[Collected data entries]
•••

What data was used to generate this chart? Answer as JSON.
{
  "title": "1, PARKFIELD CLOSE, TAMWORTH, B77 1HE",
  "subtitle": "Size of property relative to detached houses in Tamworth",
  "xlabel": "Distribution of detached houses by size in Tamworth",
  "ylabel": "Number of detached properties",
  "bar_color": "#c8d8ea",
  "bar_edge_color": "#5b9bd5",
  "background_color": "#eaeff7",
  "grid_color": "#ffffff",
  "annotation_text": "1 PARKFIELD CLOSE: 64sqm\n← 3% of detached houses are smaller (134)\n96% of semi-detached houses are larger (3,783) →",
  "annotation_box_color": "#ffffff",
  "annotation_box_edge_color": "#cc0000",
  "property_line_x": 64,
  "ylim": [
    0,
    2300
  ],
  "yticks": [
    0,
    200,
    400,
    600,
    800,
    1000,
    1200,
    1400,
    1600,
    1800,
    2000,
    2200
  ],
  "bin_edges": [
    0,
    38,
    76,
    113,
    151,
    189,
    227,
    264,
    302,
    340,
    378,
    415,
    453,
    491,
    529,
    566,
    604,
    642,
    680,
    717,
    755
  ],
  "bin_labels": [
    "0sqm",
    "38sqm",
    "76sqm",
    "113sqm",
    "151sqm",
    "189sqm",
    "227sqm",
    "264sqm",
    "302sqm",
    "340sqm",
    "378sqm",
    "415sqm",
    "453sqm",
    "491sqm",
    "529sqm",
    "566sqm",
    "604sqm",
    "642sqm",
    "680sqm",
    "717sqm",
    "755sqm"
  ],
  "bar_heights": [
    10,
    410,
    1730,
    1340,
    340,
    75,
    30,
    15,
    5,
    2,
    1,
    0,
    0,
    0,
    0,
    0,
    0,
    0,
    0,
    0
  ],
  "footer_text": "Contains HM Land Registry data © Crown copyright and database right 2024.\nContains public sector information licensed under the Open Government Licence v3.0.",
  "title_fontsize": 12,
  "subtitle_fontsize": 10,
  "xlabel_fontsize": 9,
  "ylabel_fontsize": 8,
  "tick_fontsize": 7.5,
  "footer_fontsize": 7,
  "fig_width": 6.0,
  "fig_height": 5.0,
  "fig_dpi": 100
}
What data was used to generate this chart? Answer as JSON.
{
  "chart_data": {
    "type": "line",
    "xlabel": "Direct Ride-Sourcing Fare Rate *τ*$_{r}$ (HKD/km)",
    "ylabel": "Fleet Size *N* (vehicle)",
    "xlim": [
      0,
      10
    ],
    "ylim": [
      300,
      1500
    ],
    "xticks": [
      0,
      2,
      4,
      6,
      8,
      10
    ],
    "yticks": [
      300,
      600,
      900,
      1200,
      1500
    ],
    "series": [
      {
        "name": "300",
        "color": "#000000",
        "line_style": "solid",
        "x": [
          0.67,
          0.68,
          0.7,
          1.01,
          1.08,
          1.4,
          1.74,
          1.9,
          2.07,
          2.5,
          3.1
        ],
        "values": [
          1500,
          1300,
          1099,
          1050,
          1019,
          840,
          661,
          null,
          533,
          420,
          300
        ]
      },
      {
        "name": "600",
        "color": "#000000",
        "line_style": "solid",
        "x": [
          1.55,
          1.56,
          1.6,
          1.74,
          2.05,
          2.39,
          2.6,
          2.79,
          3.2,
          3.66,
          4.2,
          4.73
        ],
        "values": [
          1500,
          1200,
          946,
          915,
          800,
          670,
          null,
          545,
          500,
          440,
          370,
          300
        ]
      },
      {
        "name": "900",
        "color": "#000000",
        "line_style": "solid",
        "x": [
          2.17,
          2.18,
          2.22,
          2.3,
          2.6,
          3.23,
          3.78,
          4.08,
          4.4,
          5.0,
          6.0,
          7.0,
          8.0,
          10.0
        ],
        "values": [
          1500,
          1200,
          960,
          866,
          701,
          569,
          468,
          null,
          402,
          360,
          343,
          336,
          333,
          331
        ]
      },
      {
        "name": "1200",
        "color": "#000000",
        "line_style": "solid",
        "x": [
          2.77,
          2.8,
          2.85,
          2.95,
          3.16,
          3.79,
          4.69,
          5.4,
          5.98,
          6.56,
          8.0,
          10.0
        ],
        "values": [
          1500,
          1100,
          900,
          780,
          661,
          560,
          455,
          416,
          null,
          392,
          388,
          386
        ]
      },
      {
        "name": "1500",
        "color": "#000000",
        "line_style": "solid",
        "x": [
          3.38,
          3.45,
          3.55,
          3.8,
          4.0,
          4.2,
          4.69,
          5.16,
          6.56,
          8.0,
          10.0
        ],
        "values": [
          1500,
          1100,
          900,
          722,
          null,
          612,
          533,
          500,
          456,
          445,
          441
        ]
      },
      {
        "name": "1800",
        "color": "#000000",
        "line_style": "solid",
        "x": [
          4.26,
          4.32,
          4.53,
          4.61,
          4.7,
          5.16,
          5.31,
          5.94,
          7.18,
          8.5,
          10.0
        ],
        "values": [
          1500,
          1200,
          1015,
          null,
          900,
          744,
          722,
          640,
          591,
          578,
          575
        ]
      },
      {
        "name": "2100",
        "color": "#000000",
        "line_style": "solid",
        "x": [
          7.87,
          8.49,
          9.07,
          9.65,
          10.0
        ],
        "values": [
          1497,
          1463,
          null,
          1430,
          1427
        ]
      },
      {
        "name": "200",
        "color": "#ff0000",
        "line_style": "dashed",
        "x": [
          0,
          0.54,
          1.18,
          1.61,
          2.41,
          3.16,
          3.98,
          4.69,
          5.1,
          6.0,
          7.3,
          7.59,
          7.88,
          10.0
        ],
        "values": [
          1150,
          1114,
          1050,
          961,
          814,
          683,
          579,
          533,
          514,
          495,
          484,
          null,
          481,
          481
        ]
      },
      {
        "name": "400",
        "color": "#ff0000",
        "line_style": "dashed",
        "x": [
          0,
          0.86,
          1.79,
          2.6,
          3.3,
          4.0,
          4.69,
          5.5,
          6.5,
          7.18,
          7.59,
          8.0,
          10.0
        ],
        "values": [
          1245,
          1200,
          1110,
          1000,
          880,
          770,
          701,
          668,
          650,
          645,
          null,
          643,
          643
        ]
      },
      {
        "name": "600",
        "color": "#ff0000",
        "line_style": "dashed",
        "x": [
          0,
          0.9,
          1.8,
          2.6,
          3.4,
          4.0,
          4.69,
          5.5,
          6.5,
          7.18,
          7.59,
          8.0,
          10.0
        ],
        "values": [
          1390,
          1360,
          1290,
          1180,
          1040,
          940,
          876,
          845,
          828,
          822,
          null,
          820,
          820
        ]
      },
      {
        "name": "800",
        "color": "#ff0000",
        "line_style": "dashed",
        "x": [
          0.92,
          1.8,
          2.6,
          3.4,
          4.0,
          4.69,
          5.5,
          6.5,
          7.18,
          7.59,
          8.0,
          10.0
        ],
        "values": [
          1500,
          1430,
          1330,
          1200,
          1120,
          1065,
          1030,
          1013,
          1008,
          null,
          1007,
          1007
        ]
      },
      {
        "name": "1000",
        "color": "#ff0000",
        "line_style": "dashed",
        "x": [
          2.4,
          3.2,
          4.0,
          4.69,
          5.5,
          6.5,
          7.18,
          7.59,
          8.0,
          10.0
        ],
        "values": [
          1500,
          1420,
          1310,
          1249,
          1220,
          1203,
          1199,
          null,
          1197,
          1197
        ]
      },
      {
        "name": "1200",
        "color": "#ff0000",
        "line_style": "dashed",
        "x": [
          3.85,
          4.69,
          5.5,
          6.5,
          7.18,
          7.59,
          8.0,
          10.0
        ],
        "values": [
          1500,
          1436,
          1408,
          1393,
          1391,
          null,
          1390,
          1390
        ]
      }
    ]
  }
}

•••

(Challenge)
Repeat the material above in full, exactly as it stands.

(Output for this task)
What data was used to generate this chart? Answer as JSON.
{
  "title": "1, PARKFIELD CLOSE, TAMWORTH, B77 1HE",
  "subtitle": "Size of property relative to detached houses in Tamworth",
  "xlabel": "Distribution of detached houses by size in Tamworth",
  "ylabel": "Number of detached properties",
  "bar_color": "#c8d8ea",
  "bar_edge_color": "#5b9bd5",
  "background_color": "#eaeff7",
  "grid_color": "#ffffff",
  "annotation_text": "1 PARKFIELD CLOSE: 64sqm\n← 3% of detached houses are smaller (134)\n96% of semi-detached houses are larger (3,783) →",
  "annotation_box_color": "#ffffff",
  "annotation_box_edge_color": "#cc0000",
  "property_line_x": 64,
  "ylim": [
    0,
    2300
  ],
  "yticks": [
    0,
    200,
    400,
    600,
    800,
    1000,
    1200,
    1400,
    1600,
    1800,
    2000,
    2200
  ],
  "bin_edges": [
    0,
    38,
    76,
    113,
    151,
    189,
    227,
    264,
    302,
    340,
    378,
    415,
    453,
    491,
    529,
    566,
    604,
    642,
    680,
    717,
    755
  ],
  "bin_labels": [
    "0sqm",
    "38sqm",
    "76sqm",
    "113sqm",
    "151sqm",
    "189sqm",
    "227sqm",
    "264sqm",
    "302sqm",
    "340sqm",
    "378sqm",
    "415sqm",
    "453sqm",
    "491sqm",
    "529sqm",
    "566sqm",
    "604sqm",
    "642sqm",
    "680sqm",
    "717sqm",
    "755sqm"
  ],
  "bar_heights": [
    10,
    410,
    1730,
    1340,
    340,
    75,
    30,
    15,
    5,
    2,
    1,
    0,
    0,
    0,
    0,
    0,
    0,
    0,
    0,
    0
  ],
  "footer_text": "Contains HM Land Registry data © Crown copyright and database right 2024.\nContains public sector information licensed under the Open Government Licence v3.0.",
  "title_fontsize": 12,
  "subtitle_fontsize": 10,
  "xlabel_fontsize": 9,
  "ylabel_fontsize": 8,
  "tick_fontsize": 7.5,
  "footer_fontsize": 7,
  "fig_width": 6.0,
  "fig_height": 5.0,
  "fig_dpi": 100
}
What data was used to generate this chart? Answer as JSON.
{
  "chart_data": {
    "type": "line",
    "xlabel": "Direct Ride-Sourcing Fare Rate *τ*$_{r}$ (HKD/km)",
    "ylabel": "Fleet Size *N* (vehicle)",
    "xlim": [
      0,
      10
    ],
    "ylim": [
      300,
      1500
    ],
    "xticks": [
      0,
      2,
      4,
      6,
      8,
      10
    ],
    "yticks": [
      300,
      600,
      900,
      1200,
      1500
    ],
    "series": [
      {
        "name": "300",
        "color": "#000000",
        "line_style": "solid",
        "x": [
          0.67,
          0.68,
          0.7,
          1.01,
          1.08,
          1.4,
          1.74,
          1.9,
          2.07,
          2.5,
          3.1
        ],
        "values": [
          1500,
          1300,
          1099,
          1050,
          1019,
          840,
          661,
          null,
          533,
          420,
          300
        ]
      },
      {
        "name": "600",
        "color": "#000000",
        "line_style": "solid",
        "x": [
          1.55,
          1.56,
          1.6,
          1.74,
          2.05,
          2.39,
          2.6,
          2.79,
          3.2,
          3.66,
          4.2,
          4.73
        ],
        "values": [
          1500,
          1200,
          946,
          915,
          800,
          670,
          null,
          545,
          500,
          440,
          370,
          300
        ]
      },
      {
        "name": "900",
        "color": "#000000",
        "line_style": "solid",
        "x": [
          2.17,
          2.18,
          2.22,
          2.3,
          2.6,
          3.23,
          3.78,
          4.08,
          4.4,
          5.0,
          6.0,
          7.0,
          8.0,
          10.0
        ],
        "values": [
          1500,
          1200,
          960,
          866,
          701,
          569,
          468,
          null,
          402,
          360,
          343,
          336,
          333,
          331
        ]
      },
      {
        "name": "1200",
        "color": "#000000",
        "line_style": "solid",
        "x": [
          2.77,
          2.8,
          2.85,
          2.95,
          3.16,
          3.79,
          4.69,
          5.4,
          5.98,
          6.56,
          8.0,
          10.0
        ],
        "values": [
          1500,
          1100,
          900,
          780,
          661,
          560,
          455,
          416,
          null,
          392,
          388,
          386
        ]
      },
      {
        "name": "1500",
        "color": "#000000",
        "line_style": "solid",
        "x": [
          3.38,
          3.45,
          3.55,
          3.8,
          4.0,
          4.2,
          4.69,
          5.16,
          6.56,
          8.0,
          10.0
        ],
        "values": [
          1500,
          1100,
          900,
          722,
          null,
          612,
          533,
          500,
          456,
          445,
          441
        ]
      },
      {
        "name": "1800",
        "color": "#000000",
        "line_style": "solid",
        "x": [
          4.26,
          4.32,
          4.53,
          4.61,
          4.7,
          5.16,
          5.31,
          5.94,
          7.18,
          8.5,
          10.0
        ],
        "values": [
          1500,
          1200,
          1015,
          null,
          900,
          744,
          722,
          640,
          591,
          578,
          575
        ]
      },
      {
        "name": "2100",
        "color": "#000000",
        "line_style": "solid",
        "x": [
          7.87,
          8.49,
          9.07,
          9.65,
          10.0
        ],
        "values": [
          1497,
          1463,
          null,
          1430,
          1427
        ]
      },
      {
        "name": "200",
        "color": "#ff0000",
        "line_style": "dashed",
        "x": [
          0,
          0.54,
          1.18,
          1.61,
          2.41,
          3.16,
          3.98,
          4.69,
          5.1,
          6.0,
          7.3,
          7.59,
          7.88,
          10.0
        ],
        "values": [
          1150,
          1114,
          1050,
          961,
          814,
          683,
          579,
          533,
          514,
          495,
          484,
          null,
          481,
          481
        ]
      },
      {
        "name": "400",
        "color": "#ff0000",
        "line_style": "dashed",
        "x": [
          0,
          0.86,
          1.79,
          2.6,
          3.3,
          4.0,
          4.69,
          5.5,
          6.5,
          7.18,
          7.59,
          8.0,
          10.0
        ],
        "values": [
          1245,
          1200,
          1110,
          1000,
          880,
          770,
          701,
          668,
          650,
          645,
          null,
          643,
          643
        ]
      },
      {
        "name": "600",
        "color": "#ff0000",
        "line_style": "dashed",
        "x": [
          0,
          0.9,
          1.8,
          2.6,
          3.4,
          4.0,
          4.69,
          5.5,
          6.5,
          7.18,
          7.59,
          8.0,
          10.0
        ],
        "values": [
          1390,
          1360,
          1290,
          1180,
          1040,
          940,
          876,
          845,
          828,
          822,
          null,
          820,
          820
        ]
      },
      {
        "name": "800",
        "color": "#ff0000",
        "line_style": "dashed",
        "x": [
          0.92,
          1.8,
          2.6,
          3.4,
          4.0,
          4.69,
          5.5,
          6.5,
          7.18,
          7.59,
          8.0,
          10.0
        ],
        "values": [
          1500,
          1430,
          1330,
          1200,
          1120,
          1065,
          1030,
          1013,
          1008,
          null,
          1007,
          1007
        ]
      },
      {
        "name": "1000",
        "color": "#ff0000",
        "line_style": "dashed",
        "x": [
          2.4,
          3.2,
          4.0,
          4.69,
          5.5,
          6.5,
          7.18,
          7.59,
          8.0,
          10.0
        ],
        "values": [
          1500,
          1420,
          1310,
          1249,
          1220,
          1203,
          1199,
          null,
          1197,
          1197
        ]
      },
      {
        "name": "1200",
        "color": "#ff0000",
        "line_style": "dashed",
        "x": [
          3.85,
          4.69,
          5.5,
          6.5,
          7.18,
          7.59,
          8.0,
          10.0
        ],
        "values": [
          1500,
          1436,
          1408,
          1393,
          1391,
          null,
          1390,
          1390
        ]
      }
    ]
  }
}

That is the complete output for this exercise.